<<<<

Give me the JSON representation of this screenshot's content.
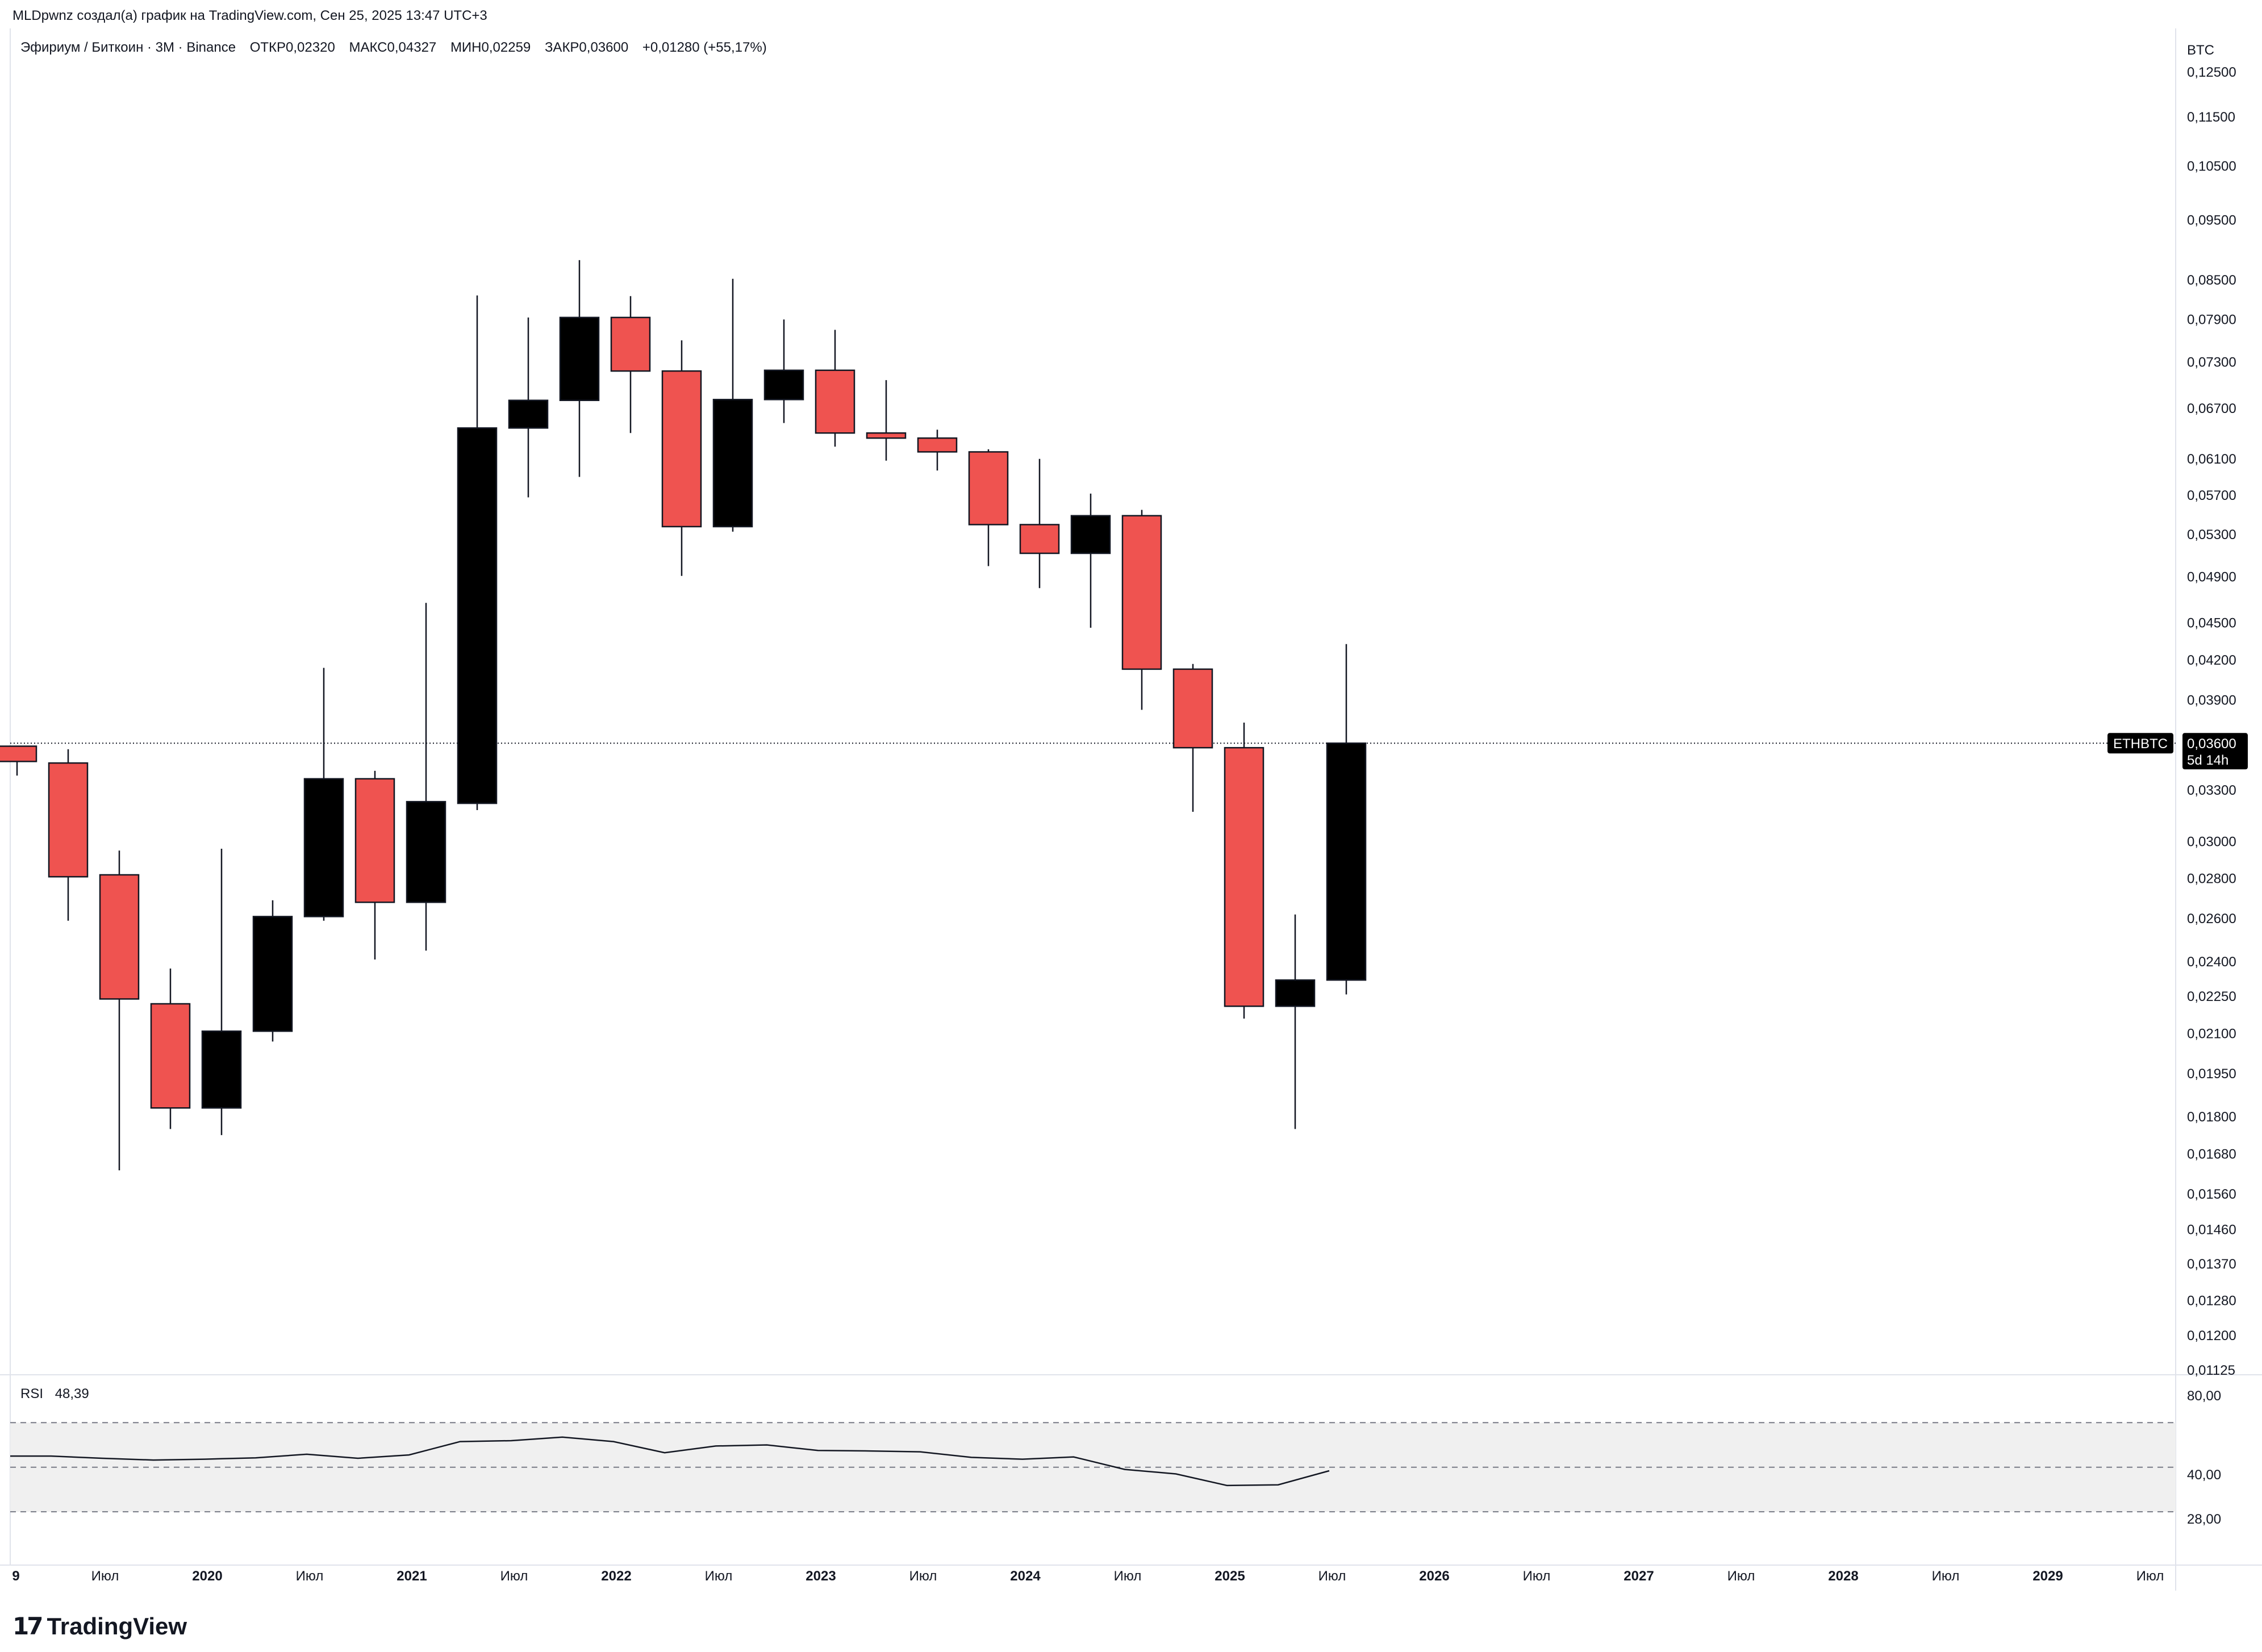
{
  "header": {
    "credit": "MLDpwnz создал(а) график на TradingView.com, Сен 25, 2025 13:47 UTC+3"
  },
  "legend": {
    "symbol": "Эфириум / Биткоин · 3М · Binance",
    "open": "ОТКР0,02320",
    "high": "МАКС0,04327",
    "low": "МИН0,02259",
    "close": "ЗАКР0,03600",
    "change": "+0,01280 (+55,17%)"
  },
  "price_axis": {
    "currency": "BTC",
    "last_label": "0,03600",
    "symbol_badge": "ETHBTC",
    "countdown": "5d 14h"
  },
  "rsi": {
    "name": "RSI",
    "value": "48,39",
    "labels": [
      "80,00",
      "40,00",
      "28,00"
    ]
  },
  "branding": {
    "logo_mark": "17",
    "logo_text": "TradingView"
  },
  "colors": {
    "up": "#000000",
    "down": "#ef5350",
    "rsi_band": "#f0f0f0",
    "badge_bg": "#000000"
  },
  "chart_data": {
    "type": "candlestick",
    "scale": "log",
    "y_ticks": [
      0.125,
      0.115,
      0.105,
      0.095,
      0.085,
      0.079,
      0.073,
      0.067,
      0.061,
      0.057,
      0.053,
      0.049,
      0.045,
      0.042,
      0.039,
      0.036,
      0.033,
      0.03,
      0.028,
      0.026,
      0.024,
      0.0225,
      0.021,
      0.0195,
      0.018,
      0.0168,
      0.0156,
      0.0146,
      0.0137,
      0.0128,
      0.012,
      0.01125
    ],
    "y_tick_labels": [
      "0,12500",
      "0,11500",
      "0,10500",
      "0,09500",
      "0,08500",
      "0,07900",
      "0,07300",
      "0,06700",
      "0,06100",
      "0,05700",
      "0,05300",
      "0,04900",
      "0,04500",
      "0,04200",
      "0,03900",
      "0,03600",
      "0,03300",
      "0,03000",
      "0,02800",
      "0,02600",
      "0,02400",
      "0,02250",
      "0,02100",
      "0,01950",
      "0,01800",
      "0,01680",
      "0,01560",
      "0,01460",
      "0,01370",
      "0,01280",
      "0,01200",
      "0,01125"
    ],
    "y_range": [
      0.01125,
      0.128
    ],
    "last_price": 0.036,
    "x_labels": [
      {
        "text": "9",
        "bold": true
      },
      {
        "text": "Июл",
        "bold": false
      },
      {
        "text": "2020",
        "bold": true
      },
      {
        "text": "Июл",
        "bold": false
      },
      {
        "text": "2021",
        "bold": true
      },
      {
        "text": "Июл",
        "bold": false
      },
      {
        "text": "2022",
        "bold": true
      },
      {
        "text": "Июл",
        "bold": false
      },
      {
        "text": "2023",
        "bold": true
      },
      {
        "text": "Июл",
        "bold": false
      },
      {
        "text": "2024",
        "bold": true
      },
      {
        "text": "Июл",
        "bold": false
      },
      {
        "text": "2025",
        "bold": true
      },
      {
        "text": "Июл",
        "bold": false
      },
      {
        "text": "2026",
        "bold": true
      },
      {
        "text": "Июл",
        "bold": false
      },
      {
        "text": "2027",
        "bold": true
      },
      {
        "text": "Июл",
        "bold": false
      },
      {
        "text": "2028",
        "bold": true
      },
      {
        "text": "Июл",
        "bold": false
      },
      {
        "text": "2029",
        "bold": true
      },
      {
        "text": "Июл",
        "bold": false
      }
    ],
    "candles": [
      {
        "period": "2018-Q4",
        "o": 0.0358,
        "h": 0.0358,
        "l": 0.0339,
        "c": 0.0348
      },
      {
        "period": "2019-Q1",
        "o": 0.0347,
        "h": 0.0356,
        "l": 0.0259,
        "c": 0.0281
      },
      {
        "period": "2019-Q2",
        "o": 0.0282,
        "h": 0.0295,
        "l": 0.0163,
        "c": 0.0224
      },
      {
        "period": "2019-Q3",
        "o": 0.0222,
        "h": 0.0237,
        "l": 0.0176,
        "c": 0.0183
      },
      {
        "period": "2019-Q4",
        "o": 0.0183,
        "h": 0.0296,
        "l": 0.0174,
        "c": 0.0211
      },
      {
        "period": "2020-Q1",
        "o": 0.0211,
        "h": 0.0269,
        "l": 0.0207,
        "c": 0.0261
      },
      {
        "period": "2020-Q2",
        "o": 0.0261,
        "h": 0.0414,
        "l": 0.0259,
        "c": 0.0337
      },
      {
        "period": "2020-Q3",
        "o": 0.0337,
        "h": 0.0342,
        "l": 0.0241,
        "c": 0.0268
      },
      {
        "period": "2020-Q4",
        "o": 0.0268,
        "h": 0.0467,
        "l": 0.0245,
        "c": 0.0323
      },
      {
        "period": "2021-Q1",
        "o": 0.0322,
        "h": 0.0826,
        "l": 0.0318,
        "c": 0.0646
      },
      {
        "period": "2021-Q2",
        "o": 0.0646,
        "h": 0.0793,
        "l": 0.0568,
        "c": 0.068
      },
      {
        "period": "2021-Q3",
        "o": 0.068,
        "h": 0.0882,
        "l": 0.059,
        "c": 0.0793
      },
      {
        "period": "2021-Q4",
        "o": 0.0793,
        "h": 0.0825,
        "l": 0.064,
        "c": 0.0718
      },
      {
        "period": "2022-Q1",
        "o": 0.0718,
        "h": 0.076,
        "l": 0.0491,
        "c": 0.0538
      },
      {
        "period": "2022-Q2",
        "o": 0.0538,
        "h": 0.0852,
        "l": 0.0533,
        "c": 0.0681
      },
      {
        "period": "2022-Q3",
        "o": 0.0681,
        "h": 0.079,
        "l": 0.0652,
        "c": 0.0719
      },
      {
        "period": "2022-Q4",
        "o": 0.0719,
        "h": 0.0775,
        "l": 0.0624,
        "c": 0.064
      },
      {
        "period": "2023-Q1",
        "o": 0.064,
        "h": 0.0706,
        "l": 0.0608,
        "c": 0.0634
      },
      {
        "period": "2023-Q2",
        "o": 0.0634,
        "h": 0.0644,
        "l": 0.0597,
        "c": 0.0618
      },
      {
        "period": "2023-Q3",
        "o": 0.0618,
        "h": 0.0621,
        "l": 0.05,
        "c": 0.054
      },
      {
        "period": "2023-Q4",
        "o": 0.054,
        "h": 0.061,
        "l": 0.048,
        "c": 0.0512
      },
      {
        "period": "2024-Q1",
        "o": 0.0512,
        "h": 0.0572,
        "l": 0.0446,
        "c": 0.0549
      },
      {
        "period": "2024-Q2",
        "o": 0.0549,
        "h": 0.0555,
        "l": 0.0383,
        "c": 0.0413
      },
      {
        "period": "2024-Q3",
        "o": 0.0413,
        "h": 0.0417,
        "l": 0.0317,
        "c": 0.0357
      },
      {
        "period": "2024-Q4",
        "o": 0.0357,
        "h": 0.0374,
        "l": 0.0216,
        "c": 0.0221
      },
      {
        "period": "2025-Q1",
        "o": 0.0221,
        "h": 0.0262,
        "l": 0.0176,
        "c": 0.0232
      },
      {
        "period": "2025-Q2",
        "o": 0.0232,
        "h": 0.04327,
        "l": 0.02259,
        "c": 0.036
      }
    ],
    "rsi_series": [
      55.0,
      54.0,
      53.2,
      53.6,
      54.2,
      55.8,
      54.0,
      55.5,
      61.5,
      61.9,
      63.5,
      61.5,
      56.5,
      59.5,
      60.0,
      57.5,
      57.3,
      56.9,
      54.4,
      53.6,
      54.6,
      49.0,
      47.0,
      41.8,
      42.1,
      48.39
    ],
    "rsi_range": [
      20,
      80
    ],
    "rsi_levels": [
      70,
      50,
      30
    ]
  }
}
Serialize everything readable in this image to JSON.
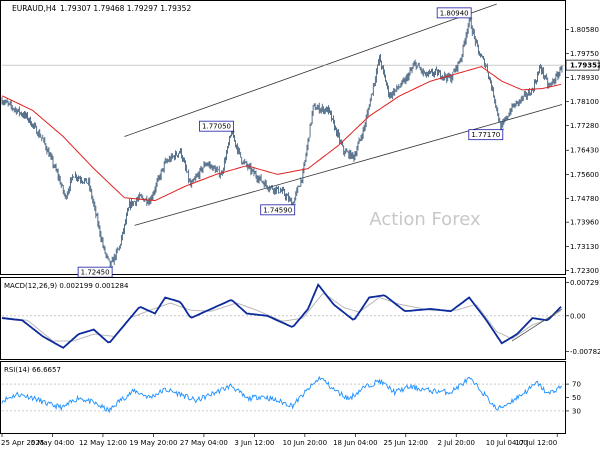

>>>>

Make a word-for-word copy of the entries, without any pictures.

▶ [Completed exercise]:
Give me the JSON representation of this screenshot's content.
{
  "header": {
    "credit": "MLDpwnz создал(а) график на TradingView.com, Сен 25, 2025 13:47 UTC+3"
  },
  "legend": {
    "symbol": "Эфириум / Биткоин · 3М · Binance",
    "open": "ОТКР0,02320",
    "high": "МАКС0,04327",
    "low": "МИН0,02259",
    "close": "ЗАКР0,03600",
    "change": "+0,01280 (+55,17%)"
  },
  "price_axis": {
    "currency": "BTC",
    "last_label": "0,03600",
    "symbol_badge": "ETHBTC",
    "countdown": "5d 14h"
  },
  "rsi": {
    "name": "RSI",
    "value": "48,39",
    "labels": [
      "80,00",
      "40,00",
      "28,00"
    ]
  },
  "branding": {
    "logo_mark": "17",
    "logo_text": "TradingView"
  },
  "colors": {
    "up": "#000000",
    "down": "#ef5350",
    "rsi_band": "#f0f0f0",
    "badge_bg": "#000000"
  },
  "chart_data": {
    "type": "candlestick",
    "scale": "log",
    "y_ticks": [
      0.125,
      0.115,
      0.105,
      0.095,
      0.085,
      0.079,
      0.073,
      0.067,
      0.061,
      0.057,
      0.053,
      0.049,
      0.045,
      0.042,
      0.039,
      0.036,
      0.033,
      0.03,
      0.028,
      0.026,
      0.024,
      0.0225,
      0.021,
      0.0195,
      0.018,
      0.0168,
      0.0156,
      0.0146,
      0.0137,
      0.0128,
      0.012,
      0.01125
    ],
    "y_tick_labels": [
      "0,12500",
      "0,11500",
      "0,10500",
      "0,09500",
      "0,08500",
      "0,07900",
      "0,07300",
      "0,06700",
      "0,06100",
      "0,05700",
      "0,05300",
      "0,04900",
      "0,04500",
      "0,04200",
      "0,03900",
      "0,03600",
      "0,03300",
      "0,03000",
      "0,02800",
      "0,02600",
      "0,02400",
      "0,02250",
      "0,02100",
      "0,01950",
      "0,01800",
      "0,01680",
      "0,01560",
      "0,01460",
      "0,01370",
      "0,01280",
      "0,01200",
      "0,01125"
    ],
    "y_range": [
      0.01125,
      0.128
    ],
    "last_price": 0.036,
    "x_labels": [
      {
        "text": "9",
        "bold": true
      },
      {
        "text": "Июл",
        "bold": false
      },
      {
        "text": "2020",
        "bold": true
      },
      {
        "text": "Июл",
        "bold": false
      },
      {
        "text": "2021",
        "bold": true
      },
      {
        "text": "Июл",
        "bold": false
      },
      {
        "text": "2022",
        "bold": true
      },
      {
        "text": "Июл",
        "bold": false
      },
      {
        "text": "2023",
        "bold": true
      },
      {
        "text": "Июл",
        "bold": false
      },
      {
        "text": "2024",
        "bold": true
      },
      {
        "text": "Июл",
        "bold": false
      },
      {
        "text": "2025",
        "bold": true
      },
      {
        "text": "Июл",
        "bold": false
      },
      {
        "text": "2026",
        "bold": true
      },
      {
        "text": "Июл",
        "bold": false
      },
      {
        "text": "2027",
        "bold": true
      },
      {
        "text": "Июл",
        "bold": false
      },
      {
        "text": "2028",
        "bold": true
      },
      {
        "text": "Июл",
        "bold": false
      },
      {
        "text": "2029",
        "bold": true
      },
      {
        "text": "Июл",
        "bold": false
      }
    ],
    "candles": [
      {
        "period": "2018-Q4",
        "o": 0.0358,
        "h": 0.0358,
        "l": 0.0339,
        "c": 0.0348
      },
      {
        "period": "2019-Q1",
        "o": 0.0347,
        "h": 0.0356,
        "l": 0.0259,
        "c": 0.0281
      },
      {
        "period": "2019-Q2",
        "o": 0.0282,
        "h": 0.0295,
        "l": 0.0163,
        "c": 0.0224
      },
      {
        "period": "2019-Q3",
        "o": 0.0222,
        "h": 0.0237,
        "l": 0.0176,
        "c": 0.0183
      },
      {
        "period": "2019-Q4",
        "o": 0.0183,
        "h": 0.0296,
        "l": 0.0174,
        "c": 0.0211
      },
      {
        "period": "2020-Q1",
        "o": 0.0211,
        "h": 0.0269,
        "l": 0.0207,
        "c": 0.0261
      },
      {
        "period": "2020-Q2",
        "o": 0.0261,
        "h": 0.0414,
        "l": 0.0259,
        "c": 0.0337
      },
      {
        "period": "2020-Q3",
        "o": 0.0337,
        "h": 0.0342,
        "l": 0.0241,
        "c": 0.0268
      },
      {
        "period": "2020-Q4",
        "o": 0.0268,
        "h": 0.0467,
        "l": 0.0245,
        "c": 0.0323
      },
      {
        "period": "2021-Q1",
        "o": 0.0322,
        "h": 0.0826,
        "l": 0.0318,
        "c": 0.0646
      },
      {
        "period": "2021-Q2",
        "o": 0.0646,
        "h": 0.0793,
        "l": 0.0568,
        "c": 0.068
      },
      {
        "period": "2021-Q3",
        "o": 0.068,
        "h": 0.0882,
        "l": 0.059,
        "c": 0.0793
      },
      {
        "period": "2021-Q4",
        "o": 0.0793,
        "h": 0.0825,
        "l": 0.064,
        "c": 0.0718
      },
      {
        "period": "2022-Q1",
        "o": 0.0718,
        "h": 0.076,
        "l": 0.0491,
        "c": 0.0538
      },
      {
        "period": "2022-Q2",
        "o": 0.0538,
        "h": 0.0852,
        "l": 0.0533,
        "c": 0.0681
      },
      {
        "period": "2022-Q3",
        "o": 0.0681,
        "h": 0.079,
        "l": 0.0652,
        "c": 0.0719
      },
      {
        "period": "2022-Q4",
        "o": 0.0719,
        "h": 0.0775,
        "l": 0.0624,
        "c": 0.064
      },
      {
        "period": "2023-Q1",
        "o": 0.064,
        "h": 0.0706,
        "l": 0.0608,
        "c": 0.0634
      },
      {
        "period": "2023-Q2",
        "o": 0.0634,
        "h": 0.0644,
        "l": 0.0597,
        "c": 0.0618
      },
      {
        "period": "2023-Q3",
        "o": 0.0618,
        "h": 0.0621,
        "l": 0.05,
        "c": 0.054
      },
      {
        "period": "2023-Q4",
        "o": 0.054,
        "h": 0.061,
        "l": 0.048,
        "c": 0.0512
      },
      {
        "period": "2024-Q1",
        "o": 0.0512,
        "h": 0.0572,
        "l": 0.0446,
        "c": 0.0549
      },
      {
        "period": "2024-Q2",
        "o": 0.0549,
        "h": 0.0555,
        "l": 0.0383,
        "c": 0.0413
      },
      {
        "period": "2024-Q3",
        "o": 0.0413,
        "h": 0.0417,
        "l": 0.0317,
        "c": 0.0357
      },
      {
        "period": "2024-Q4",
        "o": 0.0357,
        "h": 0.0374,
        "l": 0.0216,
        "c": 0.0221
      },
      {
        "period": "2025-Q1",
        "o": 0.0221,
        "h": 0.0262,
        "l": 0.0176,
        "c": 0.0232
      },
      {
        "period": "2025-Q2",
        "o": 0.0232,
        "h": 0.04327,
        "l": 0.02259,
        "c": 0.036
      }
    ],
    "rsi_series": [
      55.0,
      54.0,
      53.2,
      53.6,
      54.2,
      55.8,
      54.0,
      55.5,
      61.5,
      61.9,
      63.5,
      61.5,
      56.5,
      59.5,
      60.0,
      57.5,
      57.3,
      56.9,
      54.4,
      53.6,
      54.6,
      49.0,
      47.0,
      41.8,
      42.1,
      48.39
    ],
    "rsi_range": [
      20,
      80
    ],
    "rsi_levels": [
      70,
      50,
      30
    ]
  }
}
Serialize everything readable in this image to JSON.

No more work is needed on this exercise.